§ TASK PROMPT
Please retype the data in full and exactly; the pictures are not part of the copy.

Data records:
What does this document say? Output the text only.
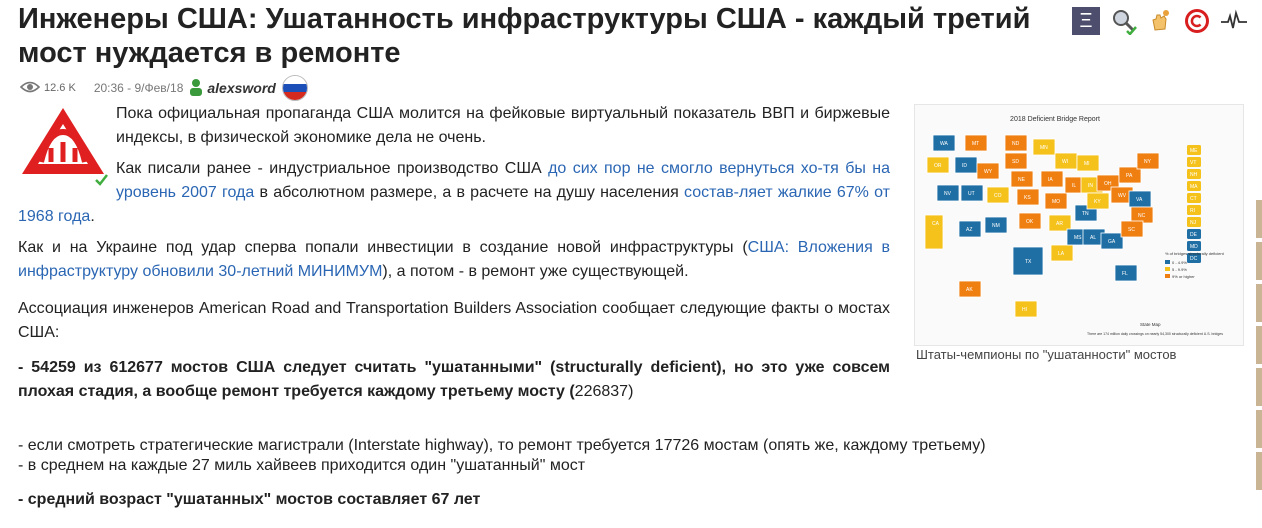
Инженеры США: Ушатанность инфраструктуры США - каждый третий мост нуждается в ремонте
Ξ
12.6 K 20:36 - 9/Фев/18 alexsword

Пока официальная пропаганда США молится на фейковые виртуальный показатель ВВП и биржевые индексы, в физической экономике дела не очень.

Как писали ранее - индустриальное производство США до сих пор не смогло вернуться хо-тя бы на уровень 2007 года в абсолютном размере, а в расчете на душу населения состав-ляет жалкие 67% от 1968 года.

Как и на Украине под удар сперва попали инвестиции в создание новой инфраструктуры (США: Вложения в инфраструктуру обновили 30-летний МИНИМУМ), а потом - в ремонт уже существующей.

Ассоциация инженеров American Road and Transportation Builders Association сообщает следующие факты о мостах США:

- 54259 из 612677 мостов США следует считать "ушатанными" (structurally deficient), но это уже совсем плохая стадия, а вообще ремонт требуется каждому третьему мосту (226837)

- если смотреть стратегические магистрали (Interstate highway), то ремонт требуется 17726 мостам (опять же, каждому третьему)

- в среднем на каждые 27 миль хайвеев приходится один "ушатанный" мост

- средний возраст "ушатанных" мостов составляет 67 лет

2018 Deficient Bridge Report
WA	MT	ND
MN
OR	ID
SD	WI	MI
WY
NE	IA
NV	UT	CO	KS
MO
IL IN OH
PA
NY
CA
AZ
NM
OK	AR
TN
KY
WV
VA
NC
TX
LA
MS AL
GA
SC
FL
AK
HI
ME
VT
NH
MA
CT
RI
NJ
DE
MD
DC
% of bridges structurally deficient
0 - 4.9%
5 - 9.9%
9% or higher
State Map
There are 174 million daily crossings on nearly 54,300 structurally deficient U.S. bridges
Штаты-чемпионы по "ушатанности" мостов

§ TASK OUTPUT
What does this document say? Output the text only.
Инженеры США: Ушатанность инфраструктуры США - каждый третий мост нуждается в ремонте
Ξ
12.6 K 20:36 - 9/Фев/18 alexsword

Пока официальная пропаганда США молится на фейковые виртуальный показатель ВВП и биржевые индексы, в физической экономике дела не очень.

Как писали ранее - индустриальное производство США до сих пор не смогло вернуться хо-тя бы на уровень 2007 года в абсолютном размере, а в расчете на душу населения состав-ляет жалкие 67% от 1968 года.

Как и на Украине под удар сперва попали инвестиции в создание новой инфраструктуры (США: Вложения в инфраструктуру обновили 30-летний МИНИМУМ), а потом - в ремонт уже существующей.

Ассоциация инженеров American Road and Transportation Builders Association сообщает следующие факты о мостах США:

- 54259 из 612677 мостов США следует считать "ушатанными" (structurally deficient), но это уже совсем плохая стадия, а вообще ремонт требуется каждому третьему мосту (226837)

- если смотреть стратегические магистрали (Interstate highway), то ремонт требуется 17726 мостам (опять же, каждому третьему)

- в среднем на каждые 27 миль хайвеев приходится один "ушатанный" мост

- средний возраст "ушатанных" мостов составляет 67 лет

2018 Deficient Bridge Report
WA	MT	ND
MN
OR	ID
SD	WI	MI
WY
NE	IA
NV	UT	CO	KS
MO
IL IN OH
PA
NY
CA
AZ
NM
OK	AR
TN
KY
WV
VA
NC
TX
LA
MS AL
GA
SC
FL
AK
HI
ME
VT
NH
MA
CT
RI
NJ
DE
MD
DC
% of bridges structurally deficient
0 - 4.9%
5 - 9.9%
9% or higher
State Map
There are 174 million daily crossings on nearly 54,300 structurally deficient U.S. bridges
Штаты-чемпионы по "ушатанности" мостов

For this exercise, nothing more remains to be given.